◆ Work to be completed:
Set all the material down again unchanged, without the pictures.

--------------------------------

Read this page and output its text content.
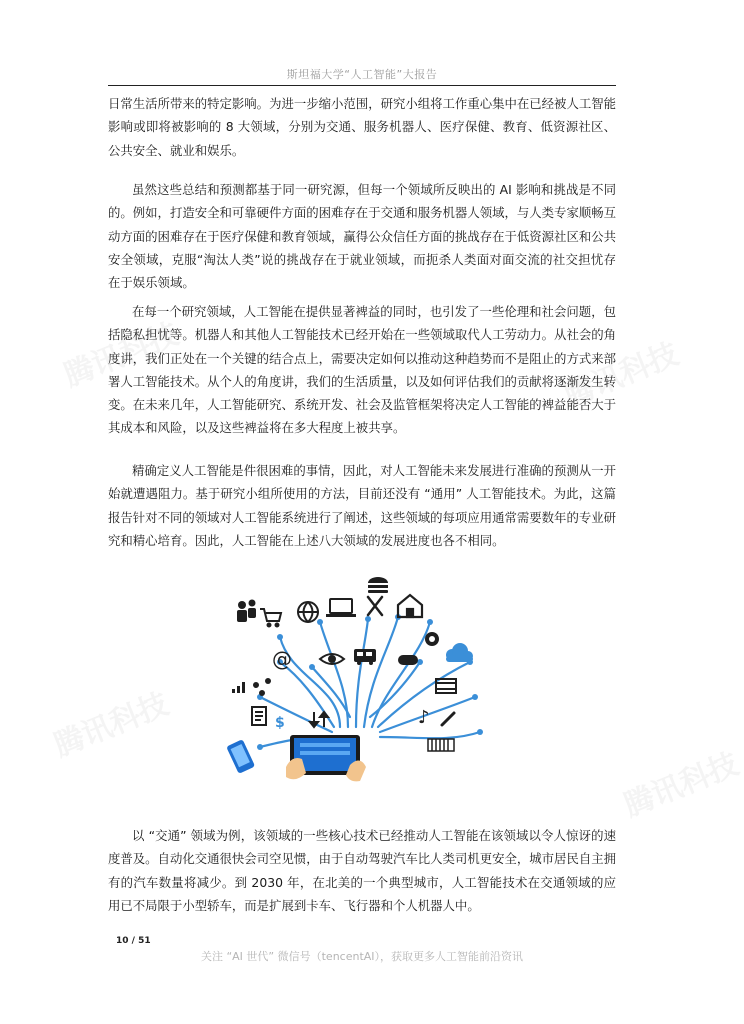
斯坦福大学“人工智能”大报告
腾讯科技	腾讯科技
腾讯科技
腾讯科技

日常生活所带来的特定影响。为进一步缩小范围，研究小组将工作重心集中在已经被人工智能影响或即将被影响的 8 大领域，分别为交通、服务机器人、医疗保健、教育、低资源社区、公共安全、就业和娱乐。

虽然这些总结和预测都基于同一研究源，但每一个领域所反映出的 AI 影响和挑战是不同的。例如，打造安全和可靠硬件方面的困难存在于交通和服务机器人领域，与人类专家顺畅互动方面的困难存在于医疗保健和教育领域，赢得公众信任方面的挑战存在于低资源社区和公共安全领域，克服“淘汰人类”说的挑战存在于就业领域，而扼杀人类面对面交流的社交担忧存在于娱乐领域。

在每一个研究领域，人工智能在提供显著裨益的同时，也引发了一些伦理和社会问题，包括隐私担忧等。机器人和其他人工智能技术已经开始在一些领域取代人工劳动力。从社会的角度讲，我们正处在一个关键的结合点上，需要决定如何以推动这种趋势而不是阻止的方式来部署人工智能技术。从个人的角度讲，我们的生活质量，以及如何评估我们的贡献将逐渐发生转变。在未来几年，人工智能研究、系统开发、社会及监管框架将决定人工智能的裨益能否大于其成本和风险，以及这些裨益将在多大程度上被共享。

精确定义人工智能是件很困难的事情，因此，对人工智能未来发展进行准确的预测从一开始就遭遇阻力。基于研究小组所使用的方法，目前还没有 “通用” 人工智能技术。为此，这篇报告针对不同的领域对人工智能系统进行了阐述，这些领域的每项应用通常需要数年的专业研究和精心培育。因此，人工智能在上述八大领域的发展进度也各不相同。

@
$	♪

以 “交通” 领域为例，该领域的一些核心技术已经推动人工智能在该领域以令人惊讶的速度普及。自动化交通很快会司空见惯，由于自动驾驶汽车比人类司机更安全，城市居民自主拥有的汽车数量将减少。到 2030 年，在北美的一个典型城市，人工智能技术在交通领域的应用已不局限于小型轿车，而是扩展到卡车、飞行器和个人机器人中。

10 / 51
关注 “AI 世代” 微信号（tencentAI），获取更多人工智能前沿资讯
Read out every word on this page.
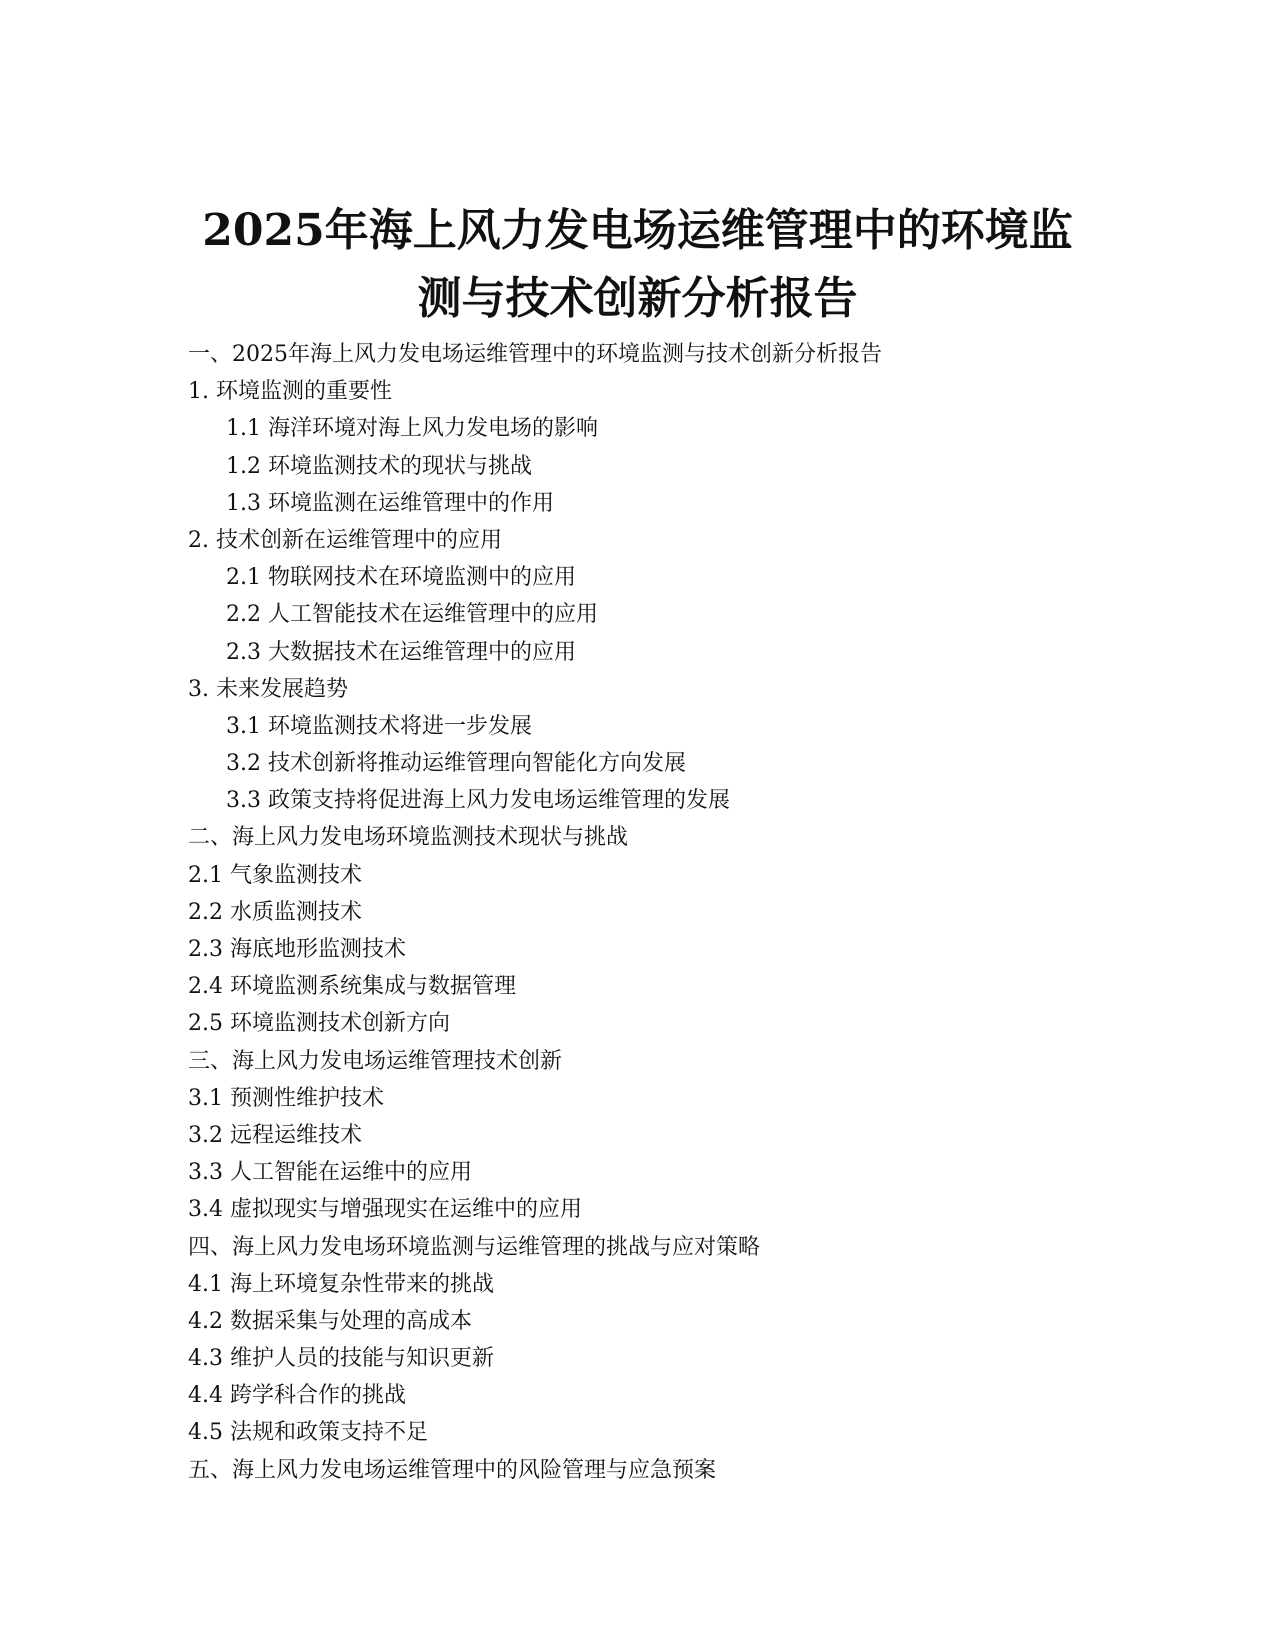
2025年海上风力发电场运维管理中的环境监
测与技术创新分析报告
一、2025年海上风力发电场运维管理中的环境监测与技术创新分析报告
1. 环境监测的重要性
1.1 海洋环境对海上风力发电场的影响
1.2 环境监测技术的现状与挑战
1.3 环境监测在运维管理中的作用
2. 技术创新在运维管理中的应用
2.1 物联网技术在环境监测中的应用
2.2 人工智能技术在运维管理中的应用
2.3 大数据技术在运维管理中的应用
3. 未来发展趋势
3.1 环境监测技术将进一步发展
3.2 技术创新将推动运维管理向智能化方向发展
3.3 政策支持将促进海上风力发电场运维管理的发展
二、海上风力发电场环境监测技术现状与挑战
2.1 气象监测技术
2.2 水质监测技术
2.3 海底地形监测技术
2.4 环境监测系统集成与数据管理
2.5 环境监测技术创新方向
三、海上风力发电场运维管理技术创新
3.1 预测性维护技术
3.2 远程运维技术
3.3 人工智能在运维中的应用
3.4 虚拟现实与增强现实在运维中的应用
四、海上风力发电场环境监测与运维管理的挑战与应对策略
4.1 海上环境复杂性带来的挑战
4.2 数据采集与处理的高成本
4.3 维护人员的技能与知识更新
4.4 跨学科合作的挑战
4.5 法规和政策支持不足
五、海上风力发电场运维管理中的风险管理与应急预案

--------------------------------

◆ Solution:
Read this page and output its text content.
斯坦福大学“人工智能”大报告
腾讯科技	腾讯科技
腾讯科技
腾讯科技

日常生活所带来的特定影响。为进一步缩小范围，研究小组将工作重心集中在已经被人工智能影响或即将被影响的 8 大领域，分别为交通、服务机器人、医疗保健、教育、低资源社区、公共安全、就业和娱乐。

虽然这些总结和预测都基于同一研究源，但每一个领域所反映出的 AI 影响和挑战是不同的。例如，打造安全和可靠硬件方面的困难存在于交通和服务机器人领域，与人类专家顺畅互动方面的困难存在于医疗保健和教育领域，赢得公众信任方面的挑战存在于低资源社区和公共安全领域，克服“淘汰人类”说的挑战存在于就业领域，而扼杀人类面对面交流的社交担忧存在于娱乐领域。

在每一个研究领域，人工智能在提供显著裨益的同时，也引发了一些伦理和社会问题，包括隐私担忧等。机器人和其他人工智能技术已经开始在一些领域取代人工劳动力。从社会的角度讲，我们正处在一个关键的结合点上，需要决定如何以推动这种趋势而不是阻止的方式来部署人工智能技术。从个人的角度讲，我们的生活质量，以及如何评估我们的贡献将逐渐发生转变。在未来几年，人工智能研究、系统开发、社会及监管框架将决定人工智能的裨益能否大于其成本和风险，以及这些裨益将在多大程度上被共享。

精确定义人工智能是件很困难的事情，因此，对人工智能未来发展进行准确的预测从一开始就遭遇阻力。基于研究小组所使用的方法，目前还没有 “通用” 人工智能技术。为此，这篇报告针对不同的领域对人工智能系统进行了阐述，这些领域的每项应用通常需要数年的专业研究和精心培育。因此，人工智能在上述八大领域的发展进度也各不相同。

@
$	♪

以 “交通” 领域为例，该领域的一些核心技术已经推动人工智能在该领域以令人惊讶的速度普及。自动化交通很快会司空见惯，由于自动驾驶汽车比人类司机更安全，城市居民自主拥有的汽车数量将减少。到 2030 年，在北美的一个典型城市，人工智能技术在交通领域的应用已不局限于小型轿车，而是扩展到卡车、飞行器和个人机器人中。

10 / 51
关注 “AI 世代” 微信号（tencentAI），获取更多人工智能前沿资讯
Read out every word on this page.
2025年海上风力发电场运维管理中的环境监
测与技术创新分析报告
一、2025年海上风力发电场运维管理中的环境监测与技术创新分析报告
1. 环境监测的重要性
1.1 海洋环境对海上风力发电场的影响
1.2 环境监测技术的现状与挑战
1.3 环境监测在运维管理中的作用
2. 技术创新在运维管理中的应用
2.1 物联网技术在环境监测中的应用
2.2 人工智能技术在运维管理中的应用
2.3 大数据技术在运维管理中的应用
3. 未来发展趋势
3.1 环境监测技术将进一步发展
3.2 技术创新将推动运维管理向智能化方向发展
3.3 政策支持将促进海上风力发电场运维管理的发展
二、海上风力发电场环境监测技术现状与挑战
2.1 气象监测技术
2.2 水质监测技术
2.3 海底地形监测技术
2.4 环境监测系统集成与数据管理
2.5 环境监测技术创新方向
三、海上风力发电场运维管理技术创新
3.1 预测性维护技术
3.2 远程运维技术
3.3 人工智能在运维中的应用
3.4 虚拟现实与增强现实在运维中的应用
四、海上风力发电场环境监测与运维管理的挑战与应对策略
4.1 海上环境复杂性带来的挑战
4.2 数据采集与处理的高成本
4.3 维护人员的技能与知识更新
4.4 跨学科合作的挑战
4.5 法规和政策支持不足
五、海上风力发电场运维管理中的风险管理与应急预案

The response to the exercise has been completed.